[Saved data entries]
-- begin --

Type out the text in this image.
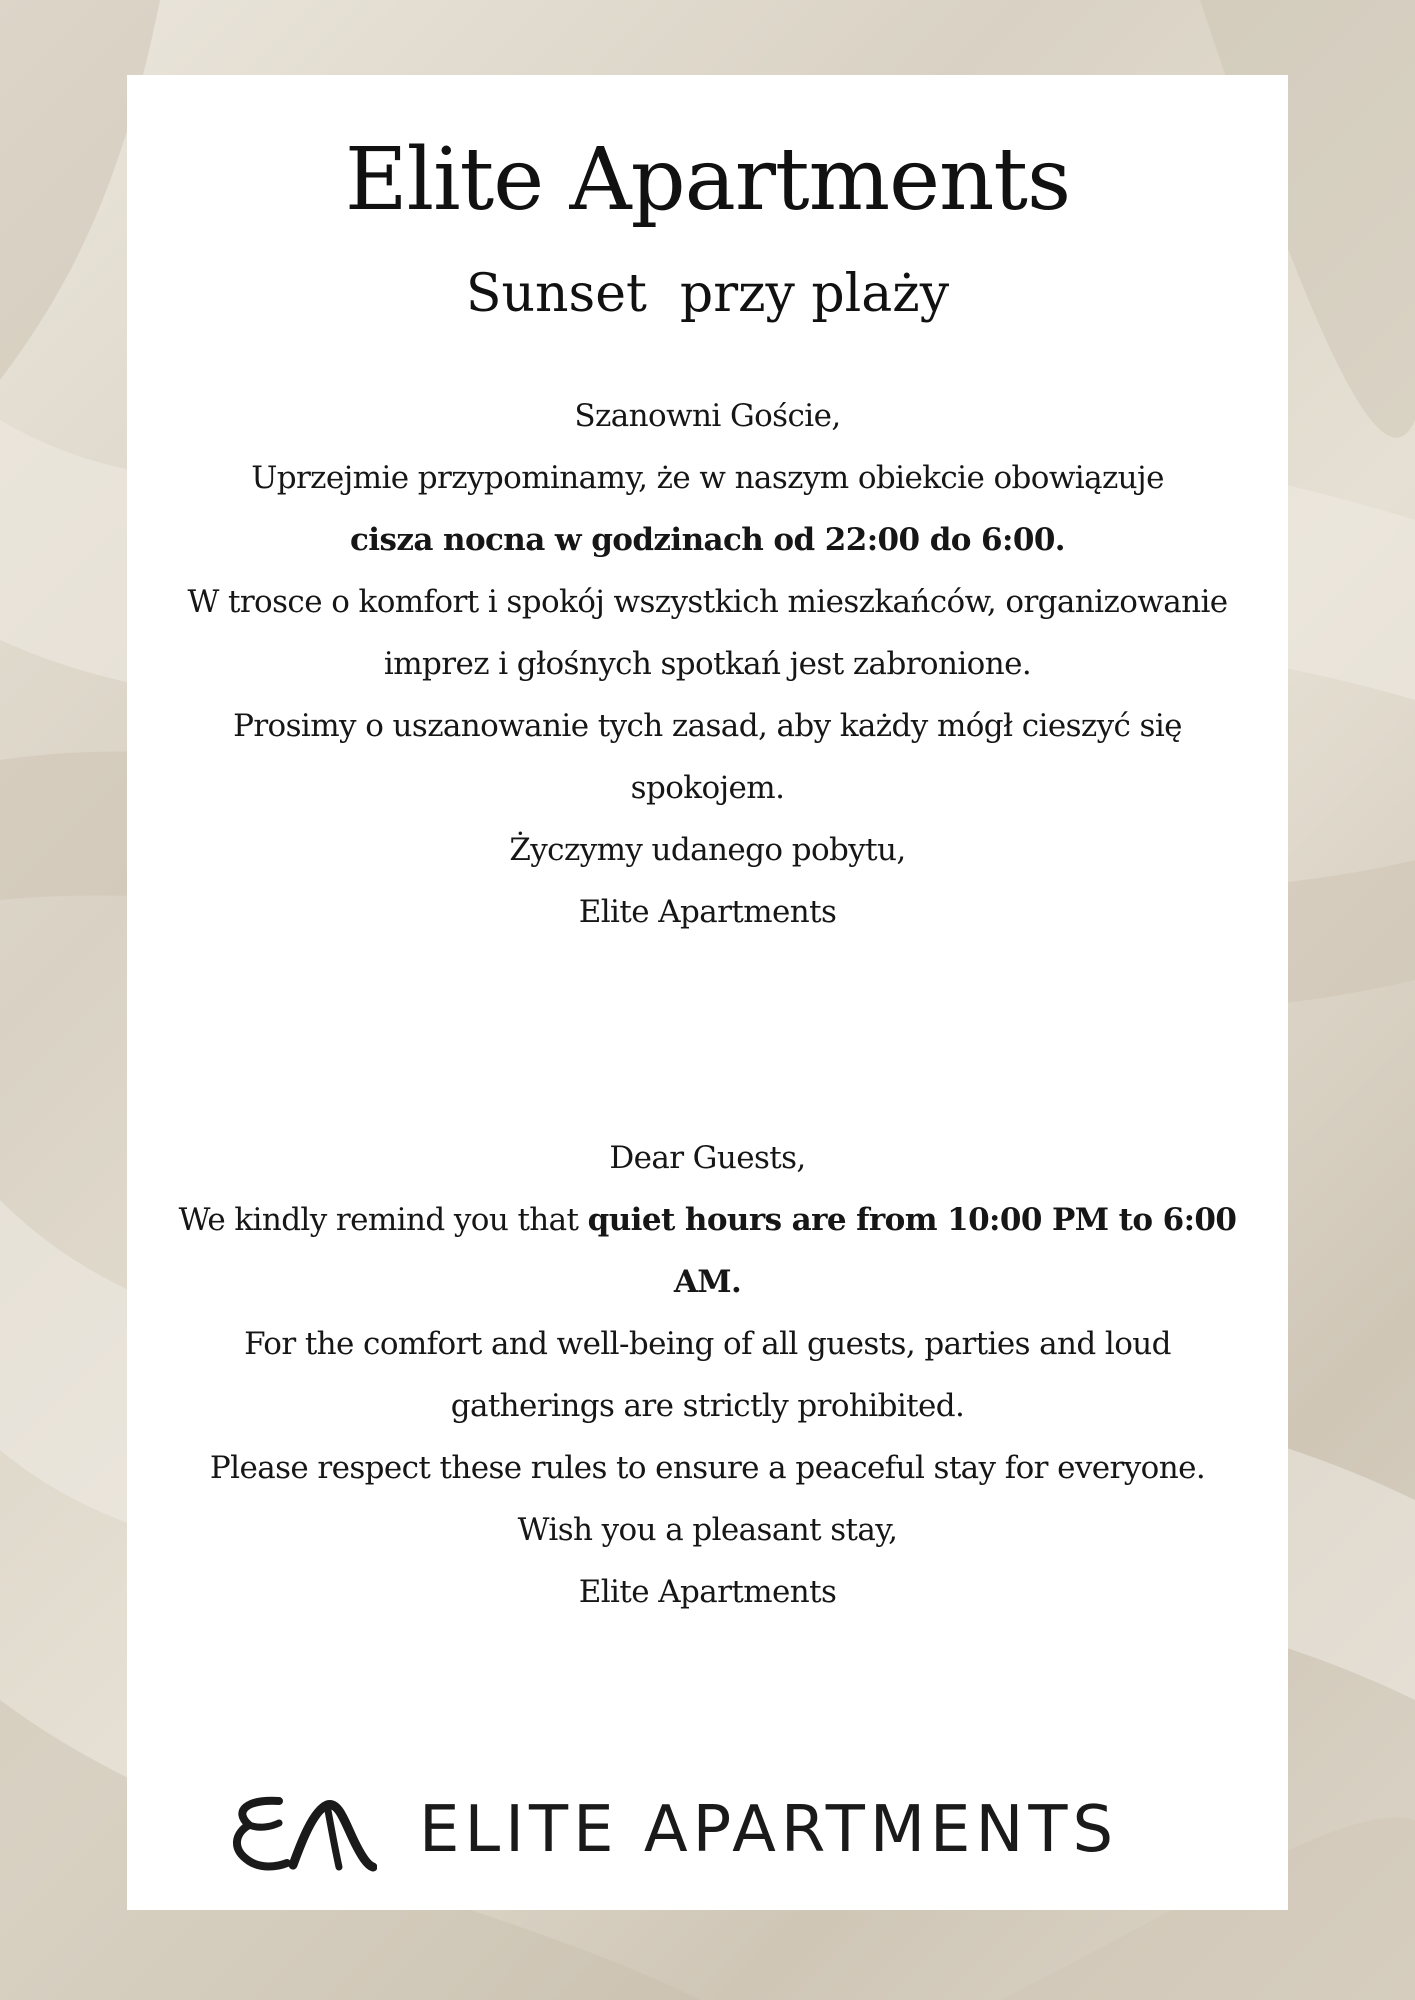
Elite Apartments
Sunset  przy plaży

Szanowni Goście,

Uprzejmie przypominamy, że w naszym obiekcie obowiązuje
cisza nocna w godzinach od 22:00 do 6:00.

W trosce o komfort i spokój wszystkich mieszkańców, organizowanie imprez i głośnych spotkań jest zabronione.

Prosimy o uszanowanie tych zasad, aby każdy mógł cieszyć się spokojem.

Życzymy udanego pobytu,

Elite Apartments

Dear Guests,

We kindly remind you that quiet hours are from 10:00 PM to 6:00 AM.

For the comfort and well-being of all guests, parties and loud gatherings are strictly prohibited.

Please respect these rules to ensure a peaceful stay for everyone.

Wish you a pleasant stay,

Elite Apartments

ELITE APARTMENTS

-- end --
-- begin --

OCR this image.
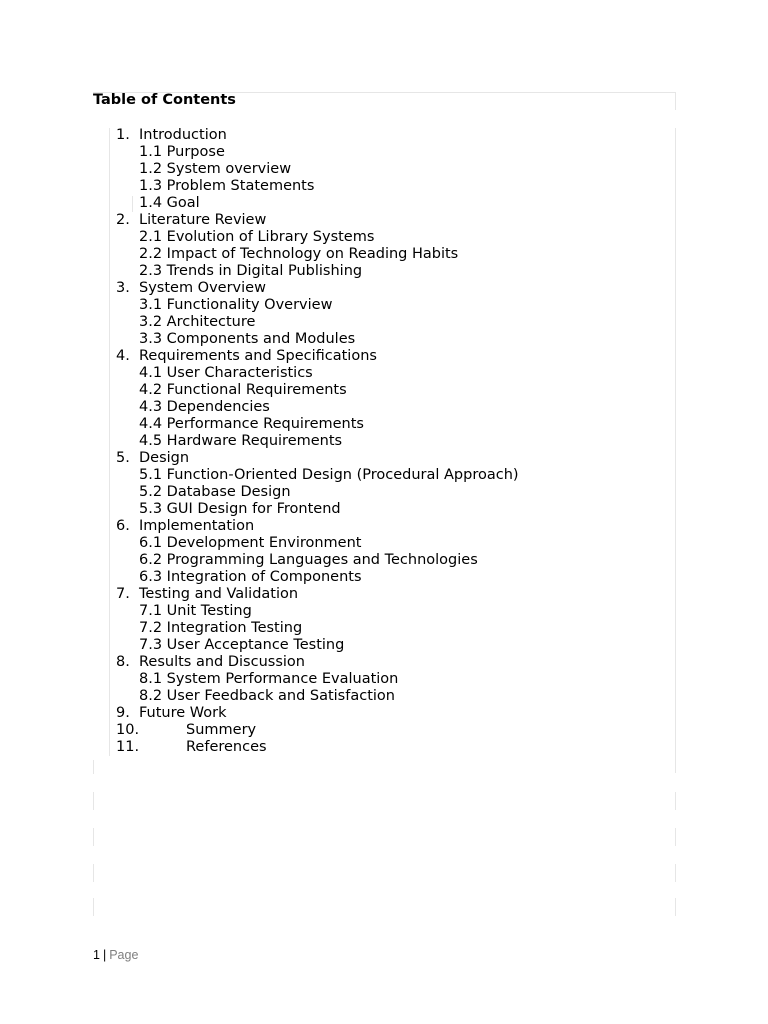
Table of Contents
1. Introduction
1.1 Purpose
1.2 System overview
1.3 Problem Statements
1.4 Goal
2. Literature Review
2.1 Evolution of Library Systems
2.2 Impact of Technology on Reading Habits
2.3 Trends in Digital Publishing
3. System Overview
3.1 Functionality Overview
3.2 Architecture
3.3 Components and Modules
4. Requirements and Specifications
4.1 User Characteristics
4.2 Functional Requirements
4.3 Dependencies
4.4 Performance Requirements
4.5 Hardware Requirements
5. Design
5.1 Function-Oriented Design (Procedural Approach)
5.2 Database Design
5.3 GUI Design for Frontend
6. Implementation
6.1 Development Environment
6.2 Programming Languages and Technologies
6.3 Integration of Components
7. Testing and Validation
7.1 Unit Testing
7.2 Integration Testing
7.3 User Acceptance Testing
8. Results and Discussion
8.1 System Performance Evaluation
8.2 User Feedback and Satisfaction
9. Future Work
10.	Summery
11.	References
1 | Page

-- end --

* Task to complete: List the lines of the records where "Integration" occurs.

* Output:
6.3 Integration of Components
7.2 Integration Testing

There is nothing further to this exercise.